* Start PAGE EXTRACT *

Usha Ganesh

SELCO: A Business, Ongoing Case Study in Solar-Powered Social Impact

Editor’s Note: This story originally appeared in the November 2011 edition of Searchlight South Asia, a monthly newsletter created by Intellecap for The Rockefeller Foundation to report trends in urban poverty around the South Asia region. The project started in September 2009 as way to highlight on-the-ground urban issues and initiatives in Bangladesh, India and Pakistan. Through the research and content presented on education, water and sanitation, health, energy and infrastructure, the newsletter seeks to raise awareness and inspire ideas to action. NextBillion is proud to feature one article each month from Searchlight.

For the electricity-starved in India, solar energy has really not been an option. Even for the urban middle class-a social class several layers removed from the base of the pyramid-solar power is perceived to be expensive. On the other side, solar energy providers struggle to sell their innovative products, mostly because of the initial capital load and the lack of awareness, even though the Indian government has attempted to popularize this off-grid solution. Despite these myriad challenges and misconceptions, SELCO, a social enterprise traditionally focused on providing solar energy to the rural underserved, has launched a new urban model in India.

The initiative has managed to solar electrify a set of slum-dwelling households in Bangalore with the key ingredients for scaling up. The initiative’s early success has been less about the feat of solar electrification in slums, which is not insubstantial, and more about creating a ripple effect for its social impact.

Multiplying Social Impact

One of SELCO’s main goals is to dispel the myth that poor people cannot afford or maintain sustainable technologies. SELCO’s Senior Manager of Mission Projects, Prasanta Biswal, says, “We assume all too easily that the urban slum-dwellers are economically poor. The fact is that many of them are materially deprived. Their problem is one of access.” Recognizing this difference helped SELCO design a model that focused beyond provision of energy to the social impact of sustainable solar energy provision as well. SELCO has linked its consumers with loans for solar energy to increase access. The result has been an ushering in of financial inclusion for the urban poor that has further impacted their access to education and livelihoods.

Solar lighting has helped individuals at the base of the pyramid improve productivity – in their work and study – without dependence on fuel-based options. For families who never had electricity in their homes, it represents a big improvement to their quality of life. Slum electrification, through active demonstration, has also helped improve awareness about solar power and increased acceptance of this unfamiliar technology.

* End PAGE EXTRACT *

■ SHORT EXERCISE A
Locate each line of the listing that contains the string "phase" and copy those lines.
The article on SELCO and the listing come from separate, unrelated sources.

* Start DATA ROWS *

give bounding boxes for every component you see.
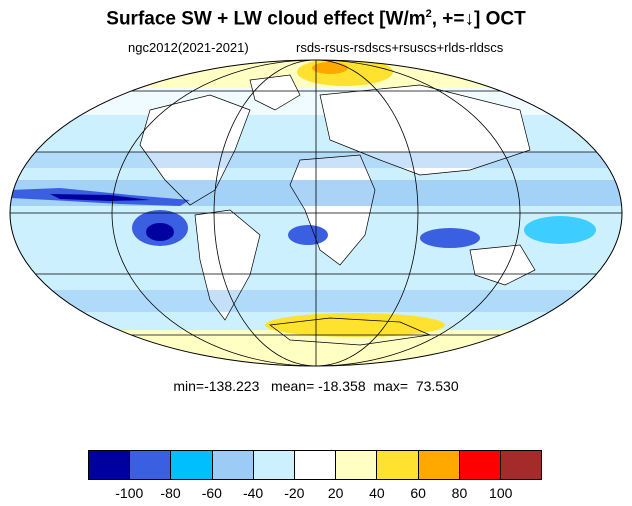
mollweide-map (9, 59, 623, 367)
colorbar-tick-label: 20 (327, 485, 344, 501)
colorbar-tick-label: -20 (284, 485, 305, 501)
colorbar-swatch-8 (418, 451, 460, 479)
north-america-land (140, 95, 250, 205)
colorbar-swatch-0 (89, 451, 131, 479)
mean-value: -18.358 (318, 378, 366, 394)
australia-land (470, 245, 535, 285)
title-superscript: 2 (425, 8, 432, 20)
max-value: 73.530 (415, 378, 459, 394)
colorbar-swatch-5 (294, 451, 337, 479)
colorbar-swatch-9 (459, 451, 501, 479)
subtitle-left: ngc2012(2021-2021) (128, 40, 249, 55)
colorbar-swatch-4 (253, 451, 295, 479)
colorbar-swatch-7 (377, 451, 419, 479)
figure-title: Surface SW + LW cloud effect [W/m2, +=↓]… (0, 8, 632, 30)
colorbar-tick-label: 40 (369, 485, 385, 501)
colorbar-tick-label: -80 (160, 485, 181, 501)
statistics-line: min=-138.223 mean= -18.358 max= 73.530 (173, 378, 459, 394)
arctic-orange-patch (312, 62, 348, 74)
colorbar-swatch-2 (171, 451, 213, 479)
colorbar-swatch-10 (500, 451, 542, 479)
title-suffix: , +=↓] OCT (431, 8, 526, 30)
colorbar-tick-label: -40 (242, 485, 264, 501)
arctic-yellow-patch (297, 60, 393, 86)
coastlines (139, 74, 536, 346)
colorbar-tick-label: -60 (201, 485, 222, 501)
indian-ocean-patch (420, 228, 480, 248)
colorbar-tick-label: 60 (410, 485, 426, 501)
graticule (10, 60, 622, 366)
colorbar-swatch-6 (336, 451, 378, 479)
atlantic-south-patch (288, 225, 328, 245)
colorbar-tick-label: -100 (115, 485, 144, 501)
map-border (9, 59, 623, 367)
colorbar-swatch-1 (130, 451, 172, 479)
map-field (10, 60, 622, 366)
greenland-land (250, 75, 300, 110)
colorbar-swatch-3 (212, 451, 254, 479)
eastern-pacific-core (146, 223, 174, 241)
pacific-itcz-core (50, 194, 150, 201)
min-value: -138.223 (204, 378, 260, 394)
west-pacific-patch (524, 216, 596, 244)
subtitle-right: rsds-rsus-rsdscs+rsuscs+rlds-rldscs (296, 40, 504, 55)
colorbar-tick-label: 80 (451, 485, 468, 501)
colorbar-tick-label: 100 (489, 485, 513, 501)
antarctic-yellow-patch (265, 313, 445, 337)
colorbar (88, 450, 542, 480)
title-text: Surface SW + LW cloud effect [W/m (106, 8, 426, 30)
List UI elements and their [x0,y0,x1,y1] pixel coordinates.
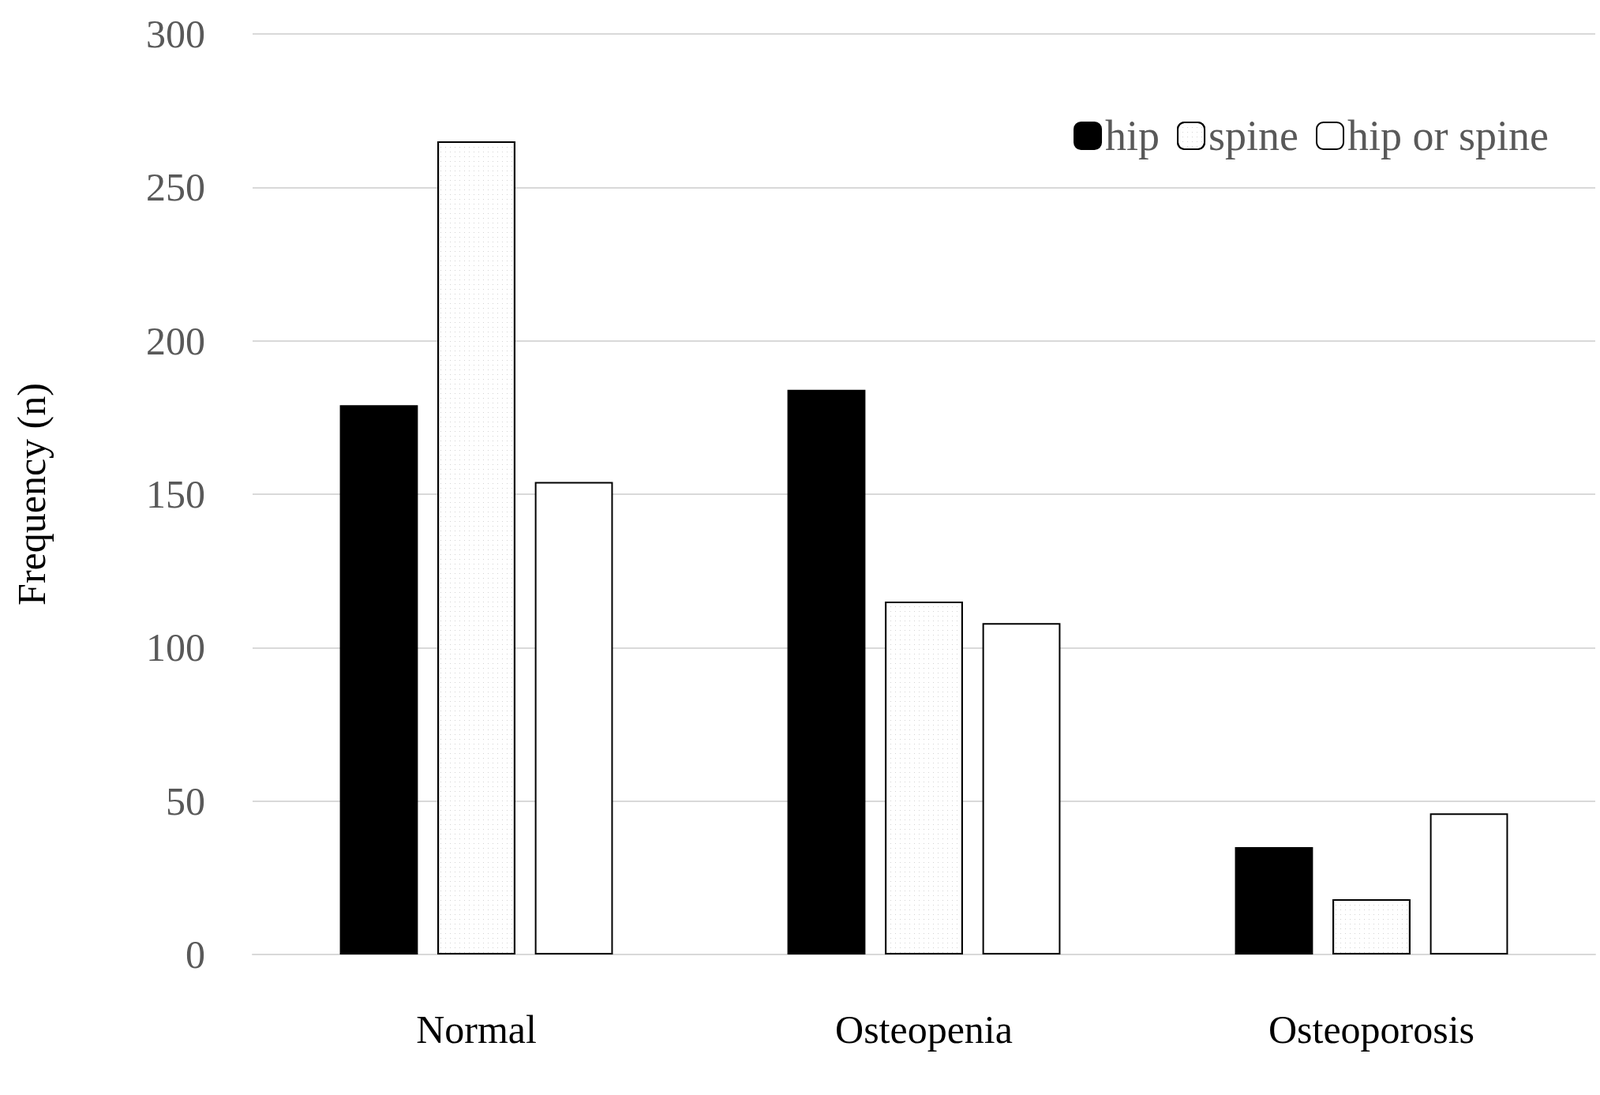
svg-text:150: 150 [146,472,206,517]
svg-text:100: 100 [146,625,206,670]
svg-text:hip or spine: hip or spine [1347,112,1549,160]
svg-text:0: 0 [185,932,206,977]
svg-text:Osteoporosis: Osteoporosis [1268,1007,1475,1052]
svg-text:Normal: Normal [415,1007,537,1052]
svg-text:200: 200 [146,318,206,364]
svg-text:250: 250 [146,164,206,210]
svg-text:Osteopenia: Osteopenia [835,1007,1013,1052]
svg-text:hip: hip [1105,112,1160,160]
svg-text:Frequency (n): Frequency (n) [9,382,54,606]
svg-text:300: 300 [146,11,206,57]
svg-text:spine: spine [1208,112,1299,160]
svg-text:50: 50 [165,779,206,824]
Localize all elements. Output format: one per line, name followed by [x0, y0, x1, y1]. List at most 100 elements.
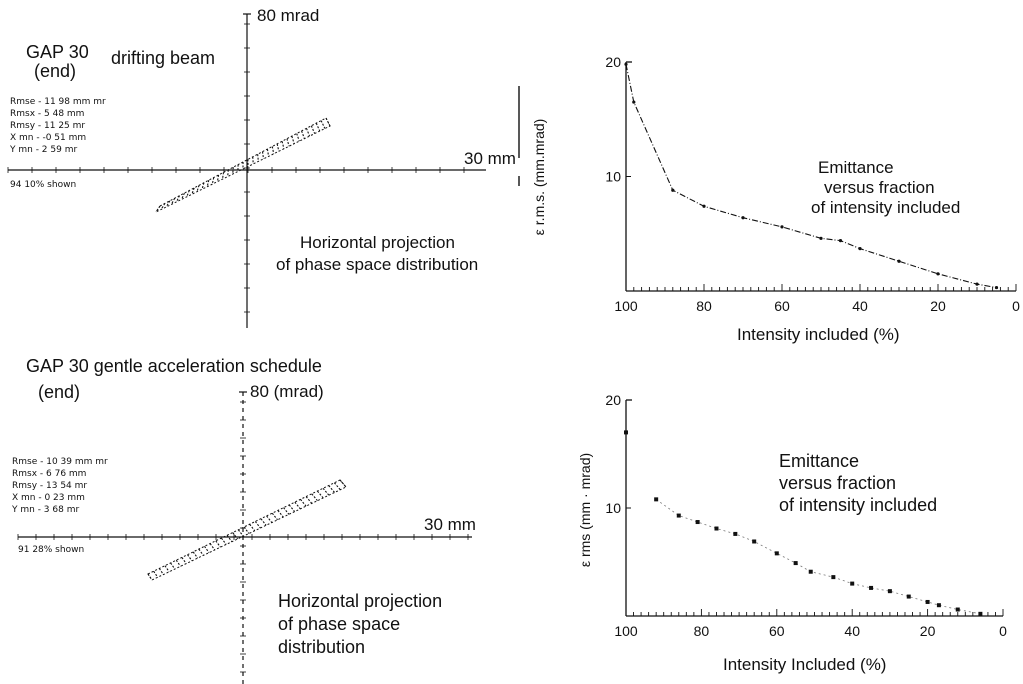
beam-hatch [305, 496, 313, 504]
y-tick-label: 20 [605, 54, 621, 70]
beam-hatch [325, 117, 331, 127]
beam-hatch [328, 485, 336, 493]
emittance-data-point [741, 216, 745, 220]
beam-hatch [227, 169, 229, 177]
emittance-data-point [869, 585, 874, 590]
emittance-data-point [671, 188, 675, 192]
beam-hatch [187, 554, 193, 562]
panel-subtitle: (end) [38, 382, 81, 402]
emittance-data-point [955, 607, 960, 612]
x-tick-label: 100 [614, 298, 638, 314]
beam-hatch [216, 174, 220, 182]
caption-line: Horizontal projection [300, 233, 455, 252]
beam-hatch [196, 185, 200, 192]
emittance-data-point [780, 225, 784, 229]
emittance-data-point [994, 285, 999, 290]
beam-hatch [305, 128, 311, 137]
emittance-data-point [850, 581, 855, 586]
beam-hatch [160, 203, 166, 210]
chart-annotation: of intensity included [779, 495, 938, 515]
beam-hatch [266, 148, 270, 157]
stat-line: Rmse - 11 98 mm mr [10, 97, 106, 107]
x-axis-title: Intensity Included (%) [723, 655, 887, 674]
beam-hatch [296, 133, 300, 142]
emittance-data-point [624, 430, 628, 435]
emittance-data-point [632, 100, 636, 104]
beam-hatch [226, 534, 233, 543]
x-tick-label: 40 [844, 623, 860, 639]
emittance-data-point [819, 236, 823, 240]
y-tick-label: 10 [605, 169, 621, 185]
beam-hatch [322, 487, 330, 496]
beam-hatch [175, 559, 181, 567]
beam-stats: Rmse - 10 39 mm mr Rmsx - 6 76 mm Rmsy -… [12, 456, 108, 516]
caption-line: of phase space distribution [276, 255, 479, 274]
beam-hatch [257, 154, 259, 162]
beam-hatch [301, 130, 305, 139]
beam-hatch [286, 138, 290, 147]
beam-hatch [316, 490, 324, 499]
beam-hatch [283, 507, 290, 515]
emittance-data-point [831, 575, 836, 580]
beam-hatch [198, 548, 204, 556]
chart-annotation: versus fraction [824, 178, 935, 197]
x-axis-label: 30 mm [464, 149, 516, 168]
x-tick-label: 80 [694, 623, 710, 639]
beam-hatch [333, 482, 341, 491]
caption-line: of phase space [278, 614, 401, 634]
beam-hatch [276, 143, 280, 152]
chart-annotation: Emittance [818, 158, 894, 177]
beam-hatch [220, 537, 227, 545]
emittance-data-point [838, 239, 843, 243]
y-tick-label: 20 [605, 392, 621, 408]
y-axis-label: 80 mrad [257, 6, 320, 25]
stat-line: X mn - -0 51 mm [10, 133, 87, 143]
chart-annotation: versus fraction [779, 473, 897, 493]
shown-percent: 91 28% shown [18, 545, 85, 555]
stat-line: Rmse - 10 39 mm mr [12, 457, 108, 467]
x-tick-label: 60 [774, 298, 790, 314]
emittance-data-point [793, 561, 798, 566]
stat-line: X mn - 0 23 mm [12, 493, 85, 503]
beam-hatch [339, 479, 347, 488]
emittance-trend-line [655, 499, 981, 615]
beam-hatch [288, 504, 296, 512]
beam-hatch [261, 151, 265, 159]
beam-hatch [320, 120, 326, 129]
beam-hatch [232, 532, 239, 540]
beam-hatch [300, 499, 307, 507]
emittance-data-point [752, 539, 757, 544]
emittance-data-point [702, 204, 706, 208]
x-tick-label: 100 [614, 623, 638, 639]
panel-title: GAP 30 [26, 42, 89, 62]
beam-hatch [311, 493, 318, 502]
beam-hatch [294, 501, 301, 510]
emittance-data-point [858, 247, 862, 251]
x-tick-label: 20 [930, 298, 946, 314]
emittance-data-point [733, 531, 738, 536]
emittance-data-point [925, 599, 930, 604]
beam-hatch [209, 543, 216, 551]
x-tick-label: 40 [852, 298, 868, 314]
beam-hatch [192, 551, 199, 559]
beam-hatch [175, 195, 181, 203]
beam-hatch [186, 190, 190, 198]
x-tick-label: 20 [920, 623, 936, 639]
emittance-data-point [936, 272, 940, 276]
beam-hatch [201, 182, 205, 190]
beam-hatch [271, 146, 275, 154]
shown-percent: 94 10% shown [10, 180, 77, 190]
beam-hatch [315, 122, 321, 132]
emittance-data-point [695, 520, 700, 525]
y-axis-title: ε rms (mm · mrad) [577, 453, 593, 567]
x-axis-title: Intensity included (%) [737, 325, 900, 344]
panel-heading: drifting beam [111, 48, 216, 68]
beam-hatch [249, 523, 256, 532]
beam-hatch [170, 562, 176, 570]
beam-hatch [165, 200, 171, 208]
y-axis-label: 80 (mrad) [250, 382, 324, 401]
beam-hatch [181, 557, 187, 564]
x-tick-label: 0 [1012, 298, 1020, 314]
caption-line: distribution [278, 637, 366, 657]
beam-hatch [266, 515, 273, 523]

* End DATA ROWS *

■ SHORT EXERCISE B
Write what comes next in the article on SELCO's solar electrification of urban slums, starting after its final sentence.

■ WRITTEN ANSWER A
caption-line: of phase space distribution [276, 255, 479, 274]
caption-line: of phase space [278, 614, 401, 634]

■ WRITTEN ANSWER B
SELCO’s Foray into Slum Electrification

India’s urban poor are accustomed to going long hours without electricity. This impairs their ability to work or study after dark, making their climb out of poverty even more difficult. SELCO, founded in 1995, first started looking at the urban poor as a market in 2008, and found that what this group really lacked was access to finance-without which solar energy becomes unaffordable. The urban poor had no access to loans since they could not provide collateral. Mostly migrant laborers, the slum-dwellers come from different states in India and set up illegal housing on government land. On paper, SELCO’s urban poor market simply did not exist and had no identification to even attempt to apply for bank loans.

The SELCO team’s first urban initiative in 2008 was focused on a slum of over 400 households in Manipal, a university town in Karnataka-the same state as SELCO’s home base of Bangalore. Though the slum-dwellers were employed and had earned income, their illegal settlement was not allowed to access “the grid” cables that crisscrossed overhead. Instead, families spent INR45 (US$1) per liter on kerosene-a financially unsustainable solution that could only be used for bare necessities such as cooking. Light for working or studying was a precious commodity.

The SELCO team identified an interest and willingness among these slum-dwellers to pay for solar power systems in installments, but they clearly expressed an inability to pay INR6,000 (%7EUS$133) or more at one go. The systems installed in the slum households are priced between INR6,000 and INR11,000 (%7EUS$219) based on the number and types of lights installed.

Financing Solar Energy

Loans were the solution, but the SELCO team found that it was very difficult to convince banks to lend to these households. In late 2009, they partnered with a small cooperative bank that loaned funds to small businesses in Manipal and who was willing to take a chance on expanding into solar financing for the poor. This was the bank’s first endeavor with solar and, therefore, it demanded a 100% guarantee from SELCO. In what was later seen as a turning point, SELCO agreed to offer a 100% guarantee for the first five systems priced at INR10,000 (%7EUS$222) each with a one-year deposit of INR50,000 (%7EUS$1,111) made to the bank. Remarkably, the entire repayment to the bank was completed within one year. The bank soon realized that this was a stable set of borrowers and offered to finance an additional five systems. This time, they went forward without a guarantee.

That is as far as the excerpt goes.